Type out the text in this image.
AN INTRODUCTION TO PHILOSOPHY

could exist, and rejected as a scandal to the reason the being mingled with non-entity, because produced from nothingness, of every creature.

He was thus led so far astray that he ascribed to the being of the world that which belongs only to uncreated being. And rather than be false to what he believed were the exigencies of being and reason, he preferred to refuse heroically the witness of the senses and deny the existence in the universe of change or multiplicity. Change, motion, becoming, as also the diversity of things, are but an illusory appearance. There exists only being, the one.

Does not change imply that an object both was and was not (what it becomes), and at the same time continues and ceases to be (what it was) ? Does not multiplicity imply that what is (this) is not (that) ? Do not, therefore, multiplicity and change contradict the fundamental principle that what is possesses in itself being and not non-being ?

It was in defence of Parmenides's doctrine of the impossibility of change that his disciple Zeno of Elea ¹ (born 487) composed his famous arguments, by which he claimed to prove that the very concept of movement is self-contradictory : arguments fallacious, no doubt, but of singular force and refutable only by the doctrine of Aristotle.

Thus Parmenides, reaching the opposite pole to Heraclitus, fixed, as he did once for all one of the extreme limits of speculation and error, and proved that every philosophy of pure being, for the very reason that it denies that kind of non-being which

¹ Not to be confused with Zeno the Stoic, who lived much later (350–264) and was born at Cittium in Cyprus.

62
====
▸ GOAL:
Pick out lines containing the word "this", each one as written.

▸ EXERCISE RESULT:
Type out the text in this image.
Does not change imply that an object both was and was not (what it becomes), and at the same time continues and ceases to be (what it was) ? Does not multiplicity imply that what is (this) is not (that) ? Do not, therefore, multiplicity and change contradict the fundamental principle that what is possesses in itself being and not non-being ?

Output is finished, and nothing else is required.